• [GOAL OF THE EXERCISE]
Can you transcribe the data exactly? Leave the pictures out.

• [GIVEN RECORDS]
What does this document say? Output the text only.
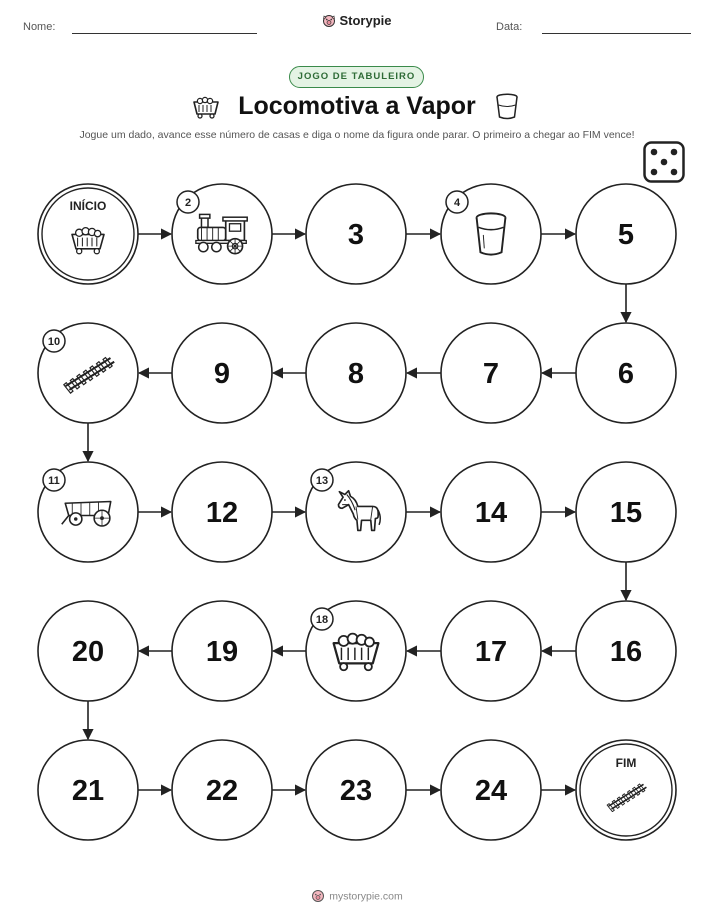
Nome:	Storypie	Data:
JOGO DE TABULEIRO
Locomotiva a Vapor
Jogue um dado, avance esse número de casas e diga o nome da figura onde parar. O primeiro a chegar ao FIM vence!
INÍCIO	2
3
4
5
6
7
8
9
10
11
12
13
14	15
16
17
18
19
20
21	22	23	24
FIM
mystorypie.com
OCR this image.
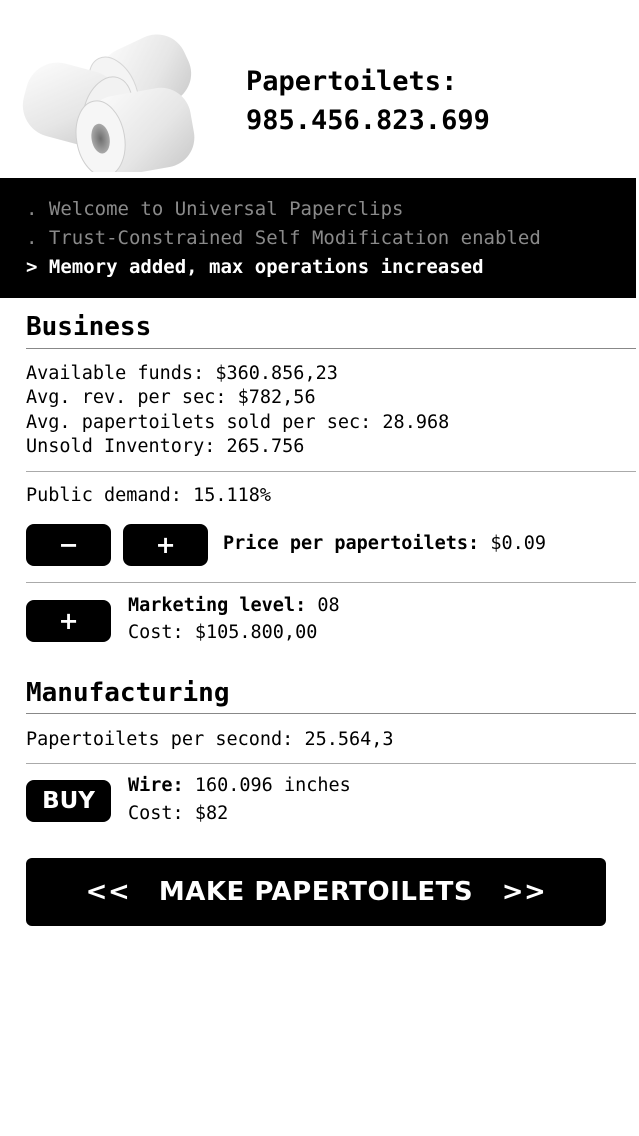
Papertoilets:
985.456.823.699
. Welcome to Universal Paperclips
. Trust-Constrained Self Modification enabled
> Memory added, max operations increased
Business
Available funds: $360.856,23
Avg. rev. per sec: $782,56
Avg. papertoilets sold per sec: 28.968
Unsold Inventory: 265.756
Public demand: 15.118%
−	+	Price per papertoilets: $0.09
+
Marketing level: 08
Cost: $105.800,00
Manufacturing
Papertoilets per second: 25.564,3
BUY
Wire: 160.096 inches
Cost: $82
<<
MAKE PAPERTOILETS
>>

• [SOLUTION TO THE EXERCISE]
What does this document say? Output the text only.
Nome:	Storypie	Data:
JOGO DE TABULEIRO
Locomotiva a Vapor
Jogue um dado, avance esse número de casas e diga o nome da figura onde parar. O primeiro a chegar ao FIM vence!
INÍCIO	2
3
4
5
6
7
8
9
10
11
12
13
14	15
16
17
18
19
20
21	22	23	24
FIM
mystorypie.com
OCR this image.
Papertoilets:
985.456.823.699
. Welcome to Universal Paperclips
. Trust-Constrained Self Modification enabled
> Memory added, max operations increased
Business
Available funds: $360.856,23
Avg. rev. per sec: $782,56
Avg. papertoilets sold per sec: 28.968
Unsold Inventory: 265.756
Public demand: 15.118%
−	+	Price per papertoilets: $0.09
+
Marketing level: 08
Cost: $105.800,00
Manufacturing
Papertoilets per second: 25.564,3
BUY
Wire: 160.096 inches
Cost: $82
<<
MAKE PAPERTOILETS
>>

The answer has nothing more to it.